Directive =>
Check every line of the material below for "screenshot". Give the number of lines that have it, and only that.
╭─ Rows
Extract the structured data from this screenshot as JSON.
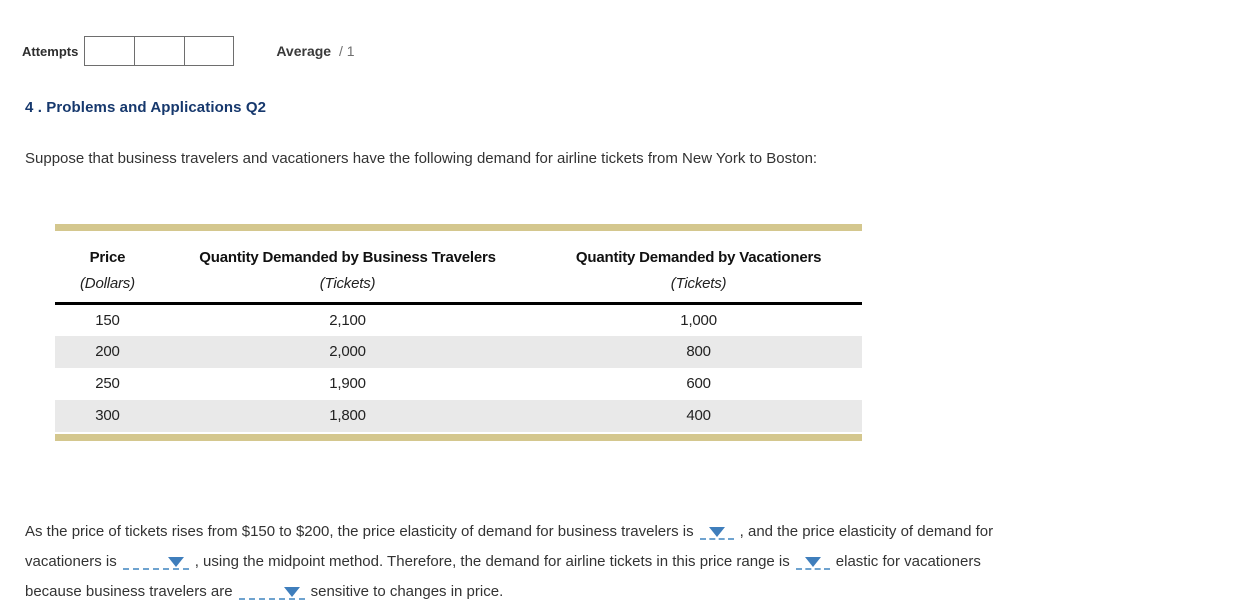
{
  "header": {
    "attempts_label": "Attempts",
    "attempts_box_count": 3,
    "average_label": "Average",
    "average_score": "/ 1"
  },
  "question": {
    "title": "4 . Problems and Applications Q2",
    "intro": "Suppose that business travelers and vacationers have the following demand for airline tickets from New York to Boston:"
  },
  "table": {
    "columns": [
      {
        "label": "Price",
        "unit": "(Dollars)"
      },
      {
        "label": "Quantity Demanded by Business Travelers",
        "unit": "(Tickets)"
      },
      {
        "label": "Quantity Demanded by Vacationers",
        "unit": "(Tickets)"
      }
    ],
    "rows": [
      [
        "150",
        "2,100",
        "1,000"
      ],
      [
        "200",
        "2,000",
        "800"
      ],
      [
        "250",
        "1,900",
        "600"
      ],
      [
        "300",
        "1,800",
        "400"
      ]
    ]
  },
  "fill_in": {
    "line1_a": "As the price of tickets rises from $150 to $200, the price elasticity of demand for business travelers is",
    "line1_b": ", and the price elasticity of demand for",
    "line2_a": "vacationers is",
    "line2_b": ", using the midpoint method. Therefore, the demand for airline tickets in this price range is",
    "line2_c": "elastic for vacationers",
    "line3_a": "because business travelers are",
    "line3_b": "sensitive to changes in price."
  },
  "colors": {
    "heading_navy": "#16386d",
    "tan_bar": "#d4c78e",
    "row_alt_gray": "#e9e9e9",
    "dropdown_triangle_blue": "#3f7ebc",
    "dropdown_underline_blue": "#6fa3cf"
  }
}
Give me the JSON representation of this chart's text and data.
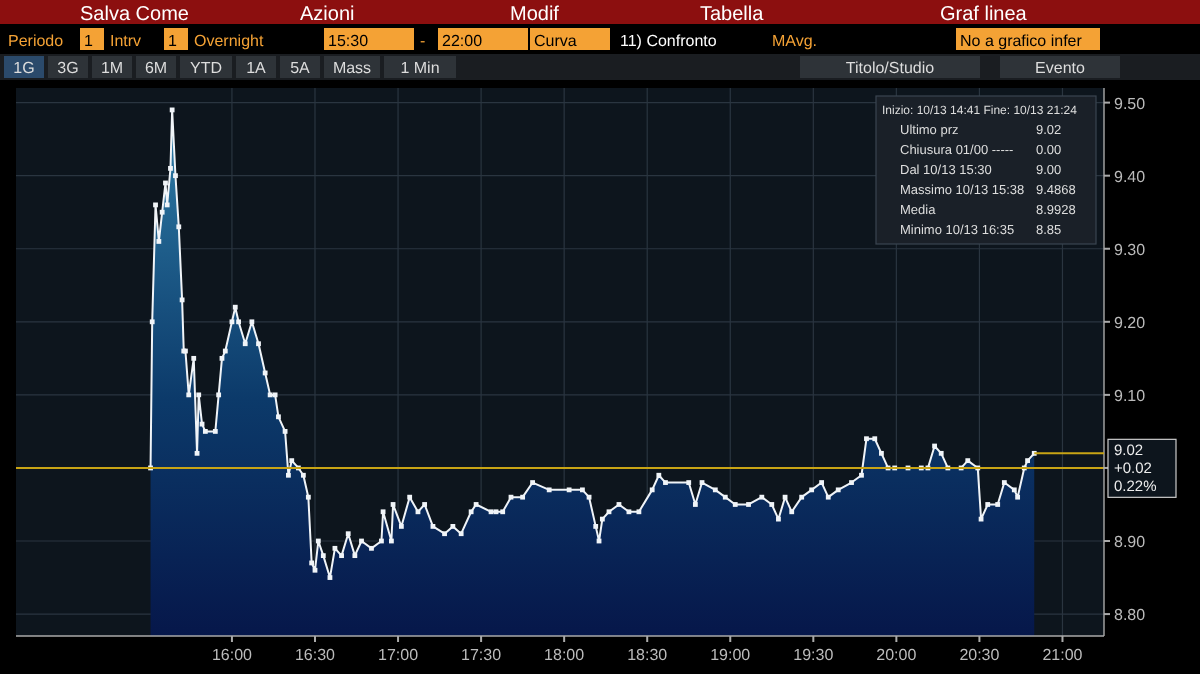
{
  "chart_data": {
    "type": "area",
    "x": [
      15.51,
      15.52,
      15.54,
      15.56,
      15.58,
      15.6,
      15.61,
      15.63,
      15.64,
      15.66,
      15.68,
      15.7,
      15.71,
      15.72,
      15.74,
      15.77,
      15.79,
      15.8,
      15.82,
      15.84,
      15.9,
      15.92,
      15.94,
      15.96,
      16.0,
      16.02,
      16.04,
      16.08,
      16.12,
      16.16,
      16.2,
      16.23,
      16.26,
      16.28,
      16.32,
      16.34,
      16.36,
      16.4,
      16.43,
      16.46,
      16.48,
      16.5,
      16.52,
      16.55,
      16.59,
      16.62,
      16.66,
      16.7,
      16.74,
      16.78,
      16.84,
      16.9,
      16.91,
      16.96,
      16.97,
      17.02,
      17.07,
      17.12,
      17.16,
      17.21,
      17.28,
      17.33,
      17.38,
      17.44,
      17.47,
      17.56,
      17.59,
      17.63,
      17.68,
      17.75,
      17.81,
      17.91,
      18.03,
      18.11,
      18.15,
      18.19,
      18.21,
      18.23,
      18.27,
      18.33,
      18.39,
      18.45,
      18.53,
      18.57,
      18.61,
      18.75,
      18.79,
      18.83,
      18.91,
      18.97,
      19.03,
      19.11,
      19.19,
      19.25,
      19.29,
      19.33,
      19.37,
      19.43,
      19.49,
      19.55,
      19.59,
      19.65,
      19.73,
      19.79,
      19.82,
      19.87,
      19.91,
      19.95,
      19.99,
      20.07,
      20.15,
      20.19,
      20.23,
      20.27,
      20.31,
      20.39,
      20.43,
      20.49,
      20.51,
      20.55,
      20.61,
      20.65,
      20.71,
      20.73,
      20.77,
      20.79,
      20.83
    ],
    "series": [
      {
        "color": "#f0f4f8",
        "values": [
          9.0,
          9.2,
          9.36,
          9.31,
          9.35,
          9.39,
          9.36,
          9.41,
          9.49,
          9.4,
          9.33,
          9.23,
          9.16,
          9.16,
          9.1,
          9.15,
          9.02,
          9.1,
          9.06,
          9.05,
          9.05,
          9.1,
          9.15,
          9.16,
          9.2,
          9.22,
          9.2,
          9.17,
          9.2,
          9.17,
          9.13,
          9.1,
          9.1,
          9.07,
          9.05,
          8.99,
          9.01,
          9.0,
          8.99,
          8.96,
          8.87,
          8.86,
          8.9,
          8.88,
          8.85,
          8.89,
          8.88,
          8.91,
          8.88,
          8.9,
          8.89,
          8.9,
          8.94,
          8.9,
          8.95,
          8.92,
          8.96,
          8.94,
          8.95,
          8.92,
          8.91,
          8.92,
          8.91,
          8.94,
          8.95,
          8.94,
          8.94,
          8.94,
          8.96,
          8.96,
          8.98,
          8.97,
          8.97,
          8.97,
          8.96,
          8.92,
          8.9,
          8.93,
          8.94,
          8.95,
          8.94,
          8.94,
          8.97,
          8.99,
          8.98,
          8.98,
          8.95,
          8.98,
          8.97,
          8.96,
          8.95,
          8.95,
          8.96,
          8.95,
          8.93,
          8.96,
          8.94,
          8.96,
          8.97,
          8.98,
          8.96,
          8.97,
          8.98,
          8.99,
          9.04,
          9.04,
          9.02,
          9.0,
          9.0,
          9.0,
          9.0,
          9.0,
          9.03,
          9.02,
          9.0,
          9.0,
          9.01,
          9.0,
          8.93,
          8.95,
          8.95,
          8.98,
          8.97,
          8.96,
          9.0,
          9.01,
          9.02
        ]
      }
    ],
    "xlim": [
      14.7,
      21.25
    ],
    "ylim": [
      8.77,
      9.52
    ],
    "xticks": [
      {
        "value": 16,
        "label": "16:00"
      },
      {
        "value": 16.5,
        "label": "16:30"
      },
      {
        "value": 17,
        "label": "17:00"
      },
      {
        "value": 17.5,
        "label": "17:30"
      },
      {
        "value": 18,
        "label": "18:00"
      },
      {
        "value": 18.5,
        "label": "18:30"
      },
      {
        "value": 19,
        "label": "19:00"
      },
      {
        "value": 19.5,
        "label": "19:30"
      },
      {
        "value": 20,
        "label": "20:00"
      },
      {
        "value": 20.5,
        "label": "20:30"
      },
      {
        "value": 21,
        "label": "21:00"
      }
    ],
    "yticks": [
      {
        "value": 8.8,
        "label": "8.80"
      },
      {
        "value": 8.9,
        "label": "8.90"
      },
      {
        "value": 9,
        "label": null
      },
      {
        "value": 9.1,
        "label": "9.10"
      },
      {
        "value": 9.2,
        "label": "9.20"
      },
      {
        "value": 9.3,
        "label": "9.30"
      },
      {
        "value": 9.4,
        "label": "9.40"
      },
      {
        "value": 9.5,
        "label": "9.50"
      }
    ],
    "grid": true,
    "marker": "square",
    "ref_lines": [
      {
        "axis": "y",
        "value": 9.0,
        "color": "#c8a415"
      }
    ],
    "annotations": [
      "Salva Come",
      "Azioni",
      "Modif",
      "Tabella",
      "Graf linea",
      "Periodo",
      "1",
      "Intrv",
      "1",
      "Overnight",
      "15:30",
      "-",
      "22:00",
      "Curva",
      "11) Confronto",
      "MAvg.",
      "No a grafico infer",
      "1G",
      "3G",
      "1M",
      "6M",
      "YTD",
      "1A",
      "5A",
      "Mass",
      "1 Min",
      "Titolo/Studio",
      "Evento",
      "Inizio: 10/13 14:41 Fine: 10/13 21:24",
      "Ultimo prz",
      "9.02",
      "Chiusura 01/00 -----",
      "0.00",
      "Dal 10/13 15:30",
      "9.00",
      "Massimo 10/13 15:38",
      "9.4868",
      "Media",
      "8.9928",
      "Minimo 10/13 16:35",
      "8.85",
      "9.02",
      "+0.02",
      "0.22%"
    ]
  }
}
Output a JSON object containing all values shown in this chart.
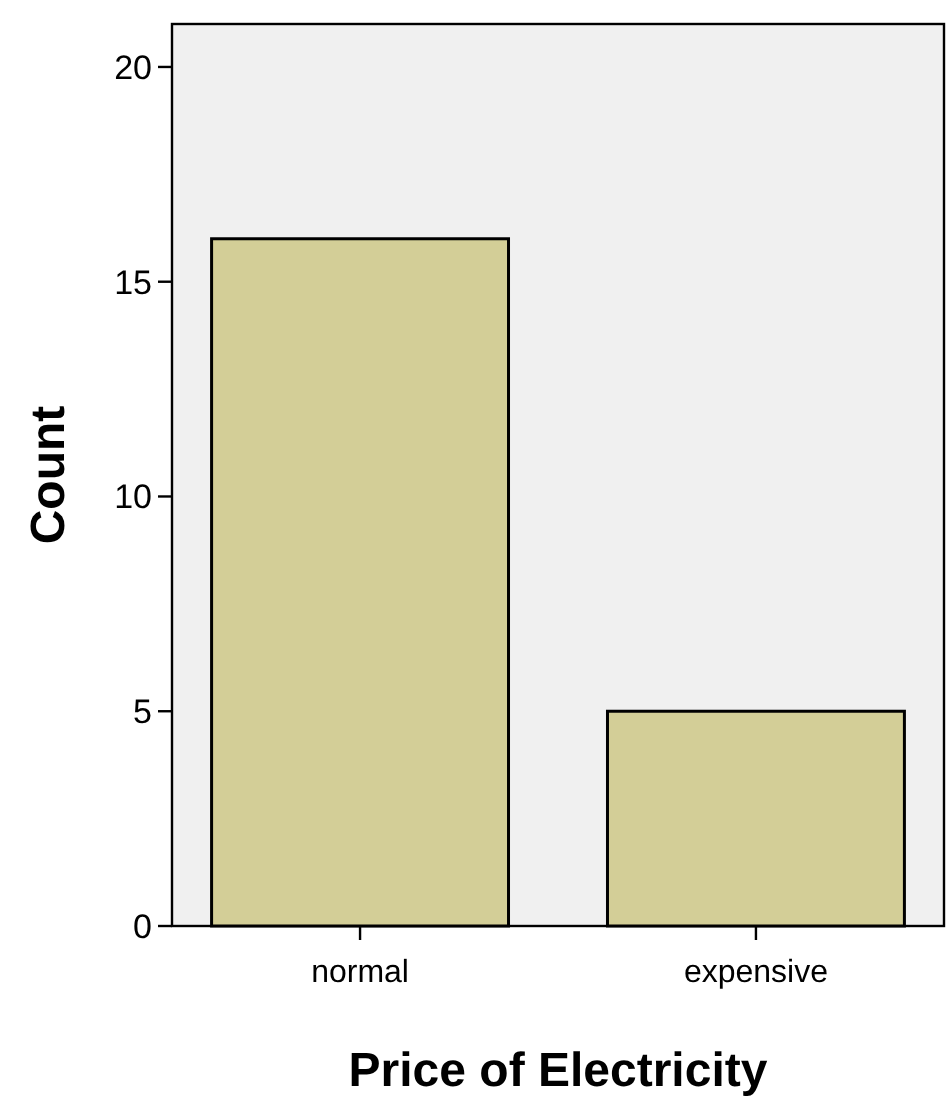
{
  "chart_data": {
    "type": "bar",
    "xlabel": "Price of Electricity",
    "ylabel": "Count",
    "categories": [
      "normal",
      "expensive"
    ],
    "values": [
      16,
      5
    ],
    "color": "#d3ce97",
    "ylim": [
      0,
      21
    ],
    "yticks": [
      0,
      5,
      10,
      15,
      20
    ],
    "grid": false
  }
}
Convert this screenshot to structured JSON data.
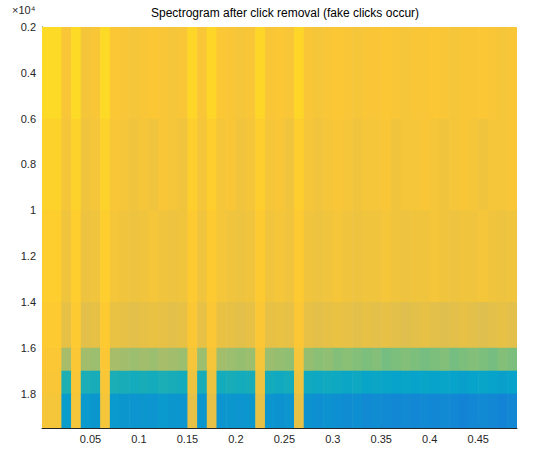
╰─
Result of this exercise =>
2